Make an exact copy of the entries, and keep any pictures out of it.

--------------------------------

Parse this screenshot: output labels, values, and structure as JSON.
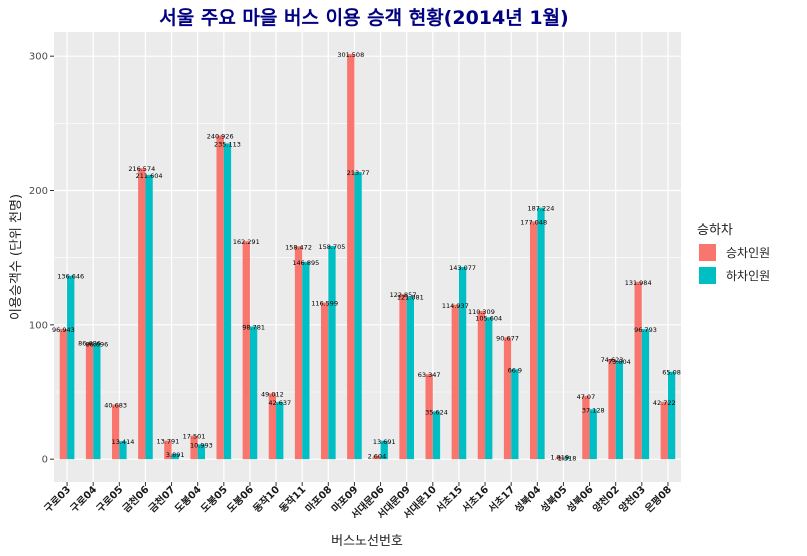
{
  "chart_data": {
    "type": "bar",
    "title": "서울 주요 마을 버스 이용 승객 현황(2014년 1월)",
    "xlabel": "버스노선번호",
    "ylabel": "이용승객수 (단위 천명)",
    "ylim": [
      -17,
      318
    ],
    "yticks": [
      0,
      100,
      200,
      300
    ],
    "grid": true,
    "legend_position": "right",
    "legend_title": "승하차",
    "categories": [
      "구로03",
      "구로04",
      "구로05",
      "금천06",
      "금천07",
      "도봉04",
      "도봉05",
      "도봉06",
      "동작10",
      "동작11",
      "마포08",
      "마포09",
      "서대문06",
      "서대문09",
      "서대문10",
      "서초15",
      "서초16",
      "서초17",
      "성북04",
      "성북05",
      "성북06",
      "양천02",
      "양천03",
      "은평08"
    ],
    "series": [
      {
        "name": "승차인원",
        "color": "#F8766D",
        "values": [
          96.943,
          86.686,
          40.683,
          216.574,
          13.791,
          17.501,
          240.926,
          162.291,
          49.012,
          158.472,
          116.599,
          301.508,
          2.604,
          122.857,
          63.347,
          114.937,
          110.309,
          90.677,
          177.048,
          1.819,
          47.07,
          74.623,
          131.984,
          42.722
        ],
        "labels": [
          "96.943",
          "86.686",
          "40.683",
          "216.574",
          "13.791",
          "17.501",
          "240.926",
          "162.291",
          "49.012",
          "158.472",
          "116.599",
          "301.508",
          "2.604",
          "122.857",
          "63.347",
          "114.937",
          "110.309",
          "90.677",
          "177.048",
          "1.819",
          "47.07",
          "74.623",
          "131.984",
          "42.722"
        ]
      },
      {
        "name": "하차인원",
        "color": "#00BFC4",
        "values": [
          136.646,
          86.096,
          13.414,
          211.604,
          3.891,
          10.993,
          235.113,
          98.781,
          42.637,
          146.895,
          158.705,
          213.77,
          13.691,
          121.081,
          35.624,
          143.077,
          105.604,
          66.9,
          187.224,
          1.318,
          37.128,
          73.004,
          96.793,
          65.08
        ],
        "labels": [
          "136.646",
          "86.096",
          "13.414",
          "211.604",
          "3.891",
          "10.993",
          "235.113",
          "98.781",
          "42.637",
          "146.895",
          "158.705",
          "213.77",
          "13.691",
          "121.081",
          "35.624",
          "143.077",
          "105.604",
          "66.9",
          "187.224",
          "1.318",
          "37.128",
          "73.004",
          "96.793",
          "65.08"
        ]
      }
    ]
  }
}
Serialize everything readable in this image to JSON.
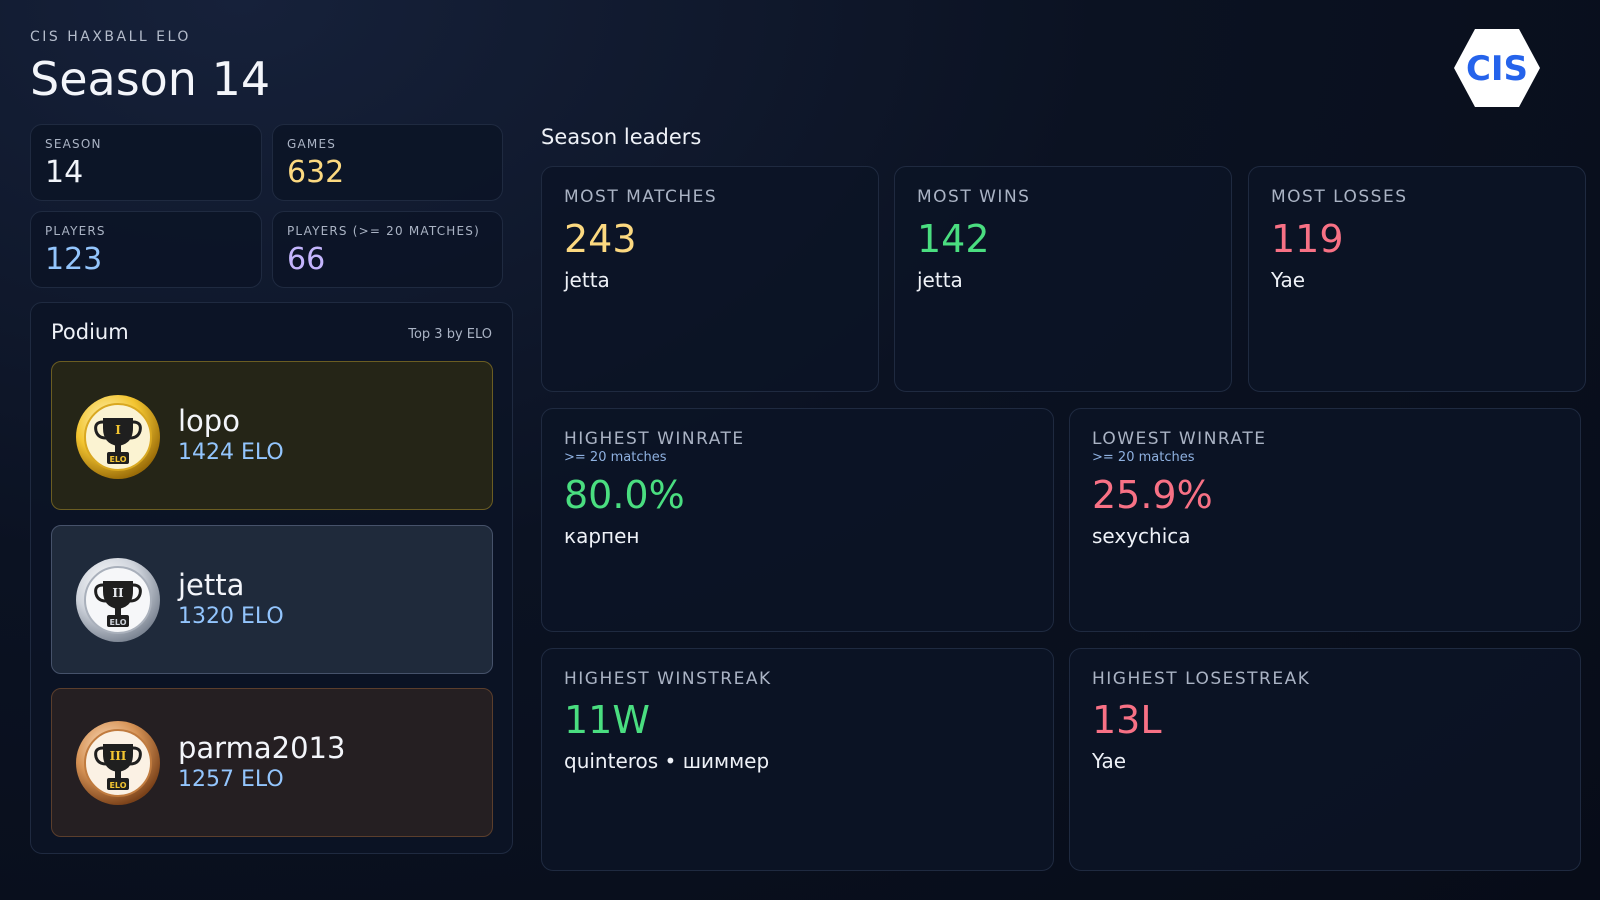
{
  "header": {
    "eyebrow": "CIS HAXBALL ELO",
    "title": "Season 14",
    "logo_text": "CIS"
  },
  "stats": {
    "season": {
      "label": "SEASON",
      "value": "14"
    },
    "games": {
      "label": "GAMES",
      "value": "632"
    },
    "players": {
      "label": "PLAYERS",
      "value": "123"
    },
    "players_20": {
      "label": "PLAYERS (>= 20 MATCHES)",
      "value": "66"
    }
  },
  "podium": {
    "title": "Podium",
    "note": "Top 3 by ELO",
    "medal_text": "ELO",
    "entries": [
      {
        "name": "lopo",
        "elo": "1424 ELO",
        "rank": "I"
      },
      {
        "name": "jetta",
        "elo": "1320 ELO",
        "rank": "II"
      },
      {
        "name": "parma2013",
        "elo": "1257 ELO",
        "rank": "III"
      }
    ]
  },
  "leaders": {
    "title": "Season leaders",
    "most_matches": {
      "label": "MOST MATCHES",
      "value": "243",
      "name": "jetta"
    },
    "most_wins": {
      "label": "MOST WINS",
      "value": "142",
      "name": "jetta"
    },
    "most_losses": {
      "label": "MOST LOSSES",
      "value": "119",
      "name": "Yae"
    },
    "highest_winrate": {
      "label": "HIGHEST WINRATE",
      "sub": ">= 20 matches",
      "value": "80.0%",
      "name": "карпен"
    },
    "lowest_winrate": {
      "label": "LOWEST WINRATE",
      "sub": ">= 20 matches",
      "value": "25.9%",
      "name": "sexychica"
    },
    "highest_winstreak": {
      "label": "HIGHEST WINSTREAK",
      "value": "11W",
      "name": "quinteros • шиммер"
    },
    "highest_losestreak": {
      "label": "HIGHEST LOSESTREAK",
      "value": "13L",
      "name": "Yae"
    }
  },
  "colors": {
    "positive": "#4ade80",
    "negative": "#f87185",
    "accent_blue": "#93c5fd",
    "logo_blue": "#2563eb"
  }
}
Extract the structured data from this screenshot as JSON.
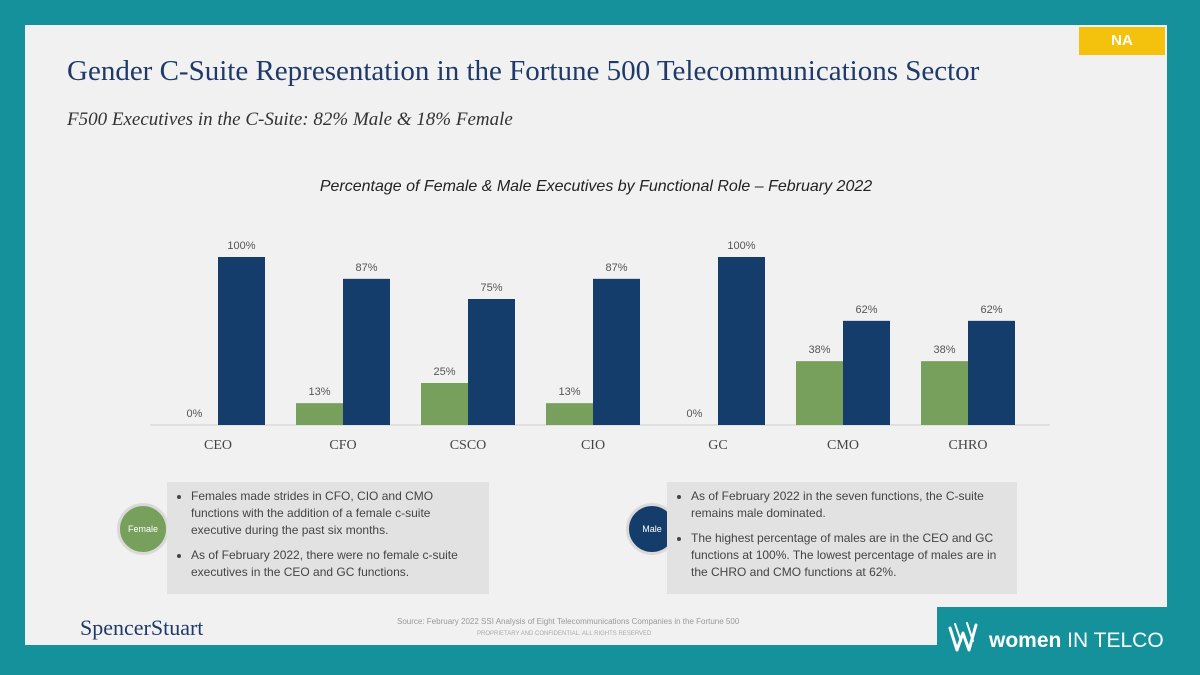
{
  "badge": "NA",
  "title": "Gender C-Suite Representation in the Fortune 500 Telecommunications Sector",
  "subtitle": "F500 Executives in the C-Suite: 82% Male & 18% Female",
  "chart_data": {
    "type": "bar",
    "title": "Percentage of Female & Male Executives by Functional Role – February 2022",
    "categories": [
      "CEO",
      "CFO",
      "CSCO",
      "CIO",
      "GC",
      "CMO",
      "CHRO"
    ],
    "series": [
      {
        "key": "female",
        "values": [
          0,
          13,
          25,
          13,
          0,
          38,
          38
        ],
        "labels": [
          "0%",
          "13%",
          "25%",
          "13%",
          "0%",
          "38%",
          "38%"
        ],
        "color": "#76a05c"
      },
      {
        "key": "male",
        "values": [
          100,
          87,
          75,
          87,
          100,
          62,
          62
        ],
        "labels": [
          "100%",
          "87%",
          "75%",
          "87%",
          "100%",
          "62%",
          "62%"
        ],
        "color": "#153d6b"
      }
    ],
    "ylim": [
      0,
      100
    ]
  },
  "female_panel": {
    "circle_label": "Female",
    "color": "#76a05c",
    "bullets": [
      "Females made strides in CFO, CIO and CMO functions with the addition of a female c-suite executive during the past six months.",
      "As of February 2022, there were no female c-suite executives in the CEO and GC functions."
    ]
  },
  "male_panel": {
    "circle_label": "Male",
    "color": "#153d6b",
    "bullets": [
      "As of February 2022 in the seven functions, the C-suite remains male dominated.",
      "The highest percentage of males are in the CEO and GC functions at 100%.  The lowest percentage of males are in the CHRO and CMO functions at 62%."
    ]
  },
  "footer": {
    "logo": "SpencerStuart",
    "source": "Source:  February 2022 SSI Analysis of Eight Telecommunications Companies in the Fortune 500",
    "confidential": "PROPRIETARY AND CONFIDENTIAL. ALL RIGHTS RESERVED"
  },
  "brand": {
    "strong": "women",
    "rest": " IN TELCO"
  }
}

--------------------------------

[REPLY]
Parse this screenshot: output labels, values, and structure as JSON.
{
  "chart_data": {
    "type": "bar",
    "title": "서울 주요 마을 버스 이용 승객 현황(2014년 1월)",
    "xlabel": "버스노선번호",
    "ylabel": "이용승객수 (단위 천명)",
    "ylim": [
      -17,
      318
    ],
    "yticks": [
      0,
      100,
      200,
      300
    ],
    "grid": true,
    "legend_position": "right",
    "legend_title": "승하차",
    "categories": [
      "구로03",
      "구로04",
      "구로05",
      "금천06",
      "금천07",
      "도봉04",
      "도봉05",
      "도봉06",
      "동작10",
      "동작11",
      "마포08",
      "마포09",
      "서대문06",
      "서대문09",
      "서대문10",
      "서초15",
      "서초16",
      "서초17",
      "성북04",
      "성북05",
      "성북06",
      "양천02",
      "양천03",
      "은평08"
    ],
    "series": [
      {
        "name": "승차인원",
        "color": "#F8766D",
        "values": [
          96.943,
          86.686,
          40.683,
          216.574,
          13.791,
          17.501,
          240.926,
          162.291,
          49.012,
          158.472,
          116.599,
          301.508,
          2.604,
          122.857,
          63.347,
          114.937,
          110.309,
          90.677,
          177.048,
          1.819,
          47.07,
          74.623,
          131.984,
          42.722
        ],
        "labels": [
          "96.943",
          "86.686",
          "40.683",
          "216.574",
          "13.791",
          "17.501",
          "240.926",
          "162.291",
          "49.012",
          "158.472",
          "116.599",
          "301.508",
          "2.604",
          "122.857",
          "63.347",
          "114.937",
          "110.309",
          "90.677",
          "177.048",
          "1.819",
          "47.07",
          "74.623",
          "131.984",
          "42.722"
        ]
      },
      {
        "name": "하차인원",
        "color": "#00BFC4",
        "values": [
          136.646,
          86.096,
          13.414,
          211.604,
          3.891,
          10.993,
          235.113,
          98.781,
          42.637,
          146.895,
          158.705,
          213.77,
          13.691,
          121.081,
          35.624,
          143.077,
          105.604,
          66.9,
          187.224,
          1.318,
          37.128,
          73.004,
          96.793,
          65.08
        ],
        "labels": [
          "136.646",
          "86.096",
          "13.414",
          "211.604",
          "3.891",
          "10.993",
          "235.113",
          "98.781",
          "42.637",
          "146.895",
          "158.705",
          "213.77",
          "13.691",
          "121.081",
          "35.624",
          "143.077",
          "105.604",
          "66.9",
          "187.224",
          "1.318",
          "37.128",
          "73.004",
          "96.793",
          "65.08"
        ]
      }
    ]
  }
}
Serialize everything readable in this image to JSON.
{
  "header": {
    "eyebrow": "CIS HAXBALL ELO",
    "title": "Season 14",
    "logo_text": "CIS"
  },
  "stats": {
    "season": {
      "label": "SEASON",
      "value": "14"
    },
    "games": {
      "label": "GAMES",
      "value": "632"
    },
    "players": {
      "label": "PLAYERS",
      "value": "123"
    },
    "players_20": {
      "label": "PLAYERS (>= 20 MATCHES)",
      "value": "66"
    }
  },
  "podium": {
    "title": "Podium",
    "note": "Top 3 by ELO",
    "medal_text": "ELO",
    "entries": [
      {
        "name": "lopo",
        "elo": "1424 ELO",
        "rank": "I"
      },
      {
        "name": "jetta",
        "elo": "1320 ELO",
        "rank": "II"
      },
      {
        "name": "parma2013",
        "elo": "1257 ELO",
        "rank": "III"
      }
    ]
  },
  "leaders": {
    "title": "Season leaders",
    "most_matches": {
      "label": "MOST MATCHES",
      "value": "243",
      "name": "jetta"
    },
    "most_wins": {
      "label": "MOST WINS",
      "value": "142",
      "name": "jetta"
    },
    "most_losses": {
      "label": "MOST LOSSES",
      "value": "119",
      "name": "Yae"
    },
    "highest_winrate": {
      "label": "HIGHEST WINRATE",
      "sub": ">= 20 matches",
      "value": "80.0%",
      "name": "карпен"
    },
    "lowest_winrate": {
      "label": "LOWEST WINRATE",
      "sub": ">= 20 matches",
      "value": "25.9%",
      "name": "sexychica"
    },
    "highest_winstreak": {
      "label": "HIGHEST WINSTREAK",
      "value": "11W",
      "name": "quinteros • шиммер"
    },
    "highest_losestreak": {
      "label": "HIGHEST LOSESTREAK",
      "value": "13L",
      "name": "Yae"
    }
  },
  "colors": {
    "positive": "#4ade80",
    "negative": "#f87185",
    "accent_blue": "#93c5fd",
    "logo_blue": "#2563eb"
  }
}
Extract the structured data from this screenshot as JSON.
{
  "badge": "NA",
  "title": "Gender C-Suite Representation in the Fortune 500 Telecommunications Sector",
  "subtitle": "F500 Executives in the C-Suite: 82% Male & 18% Female",
  "chart_data": {
    "type": "bar",
    "title": "Percentage of Female & Male Executives by Functional Role – February 2022",
    "categories": [
      "CEO",
      "CFO",
      "CSCO",
      "CIO",
      "GC",
      "CMO",
      "CHRO"
    ],
    "series": [
      {
        "key": "female",
        "values": [
          0,
          13,
          25,
          13,
          0,
          38,
          38
        ],
        "labels": [
          "0%",
          "13%",
          "25%",
          "13%",
          "0%",
          "38%",
          "38%"
        ],
        "color": "#76a05c"
      },
      {
        "key": "male",
        "values": [
          100,
          87,
          75,
          87,
          100,
          62,
          62
        ],
        "labels": [
          "100%",
          "87%",
          "75%",
          "87%",
          "100%",
          "62%",
          "62%"
        ],
        "color": "#153d6b"
      }
    ],
    "ylim": [
      0,
      100
    ]
  },
  "female_panel": {
    "circle_label": "Female",
    "color": "#76a05c",
    "bullets": [
      "Females made strides in CFO, CIO and CMO functions with the addition of a female c-suite executive during the past six months.",
      "As of February 2022, there were no female c-suite executives in the CEO and GC functions."
    ]
  },
  "male_panel": {
    "circle_label": "Male",
    "color": "#153d6b",
    "bullets": [
      "As of February 2022 in the seven functions, the C-suite remains male dominated.",
      "The highest percentage of males are in the CEO and GC functions at 100%.  The lowest percentage of males are in the CHRO and CMO functions at 62%."
    ]
  },
  "footer": {
    "logo": "SpencerStuart",
    "source": "Source:  February 2022 SSI Analysis of Eight Telecommunications Companies in the Fortune 500",
    "confidential": "PROPRIETARY AND CONFIDENTIAL. ALL RIGHTS RESERVED"
  },
  "brand": {
    "strong": "women",
    "rest": " IN TELCO"
  }
}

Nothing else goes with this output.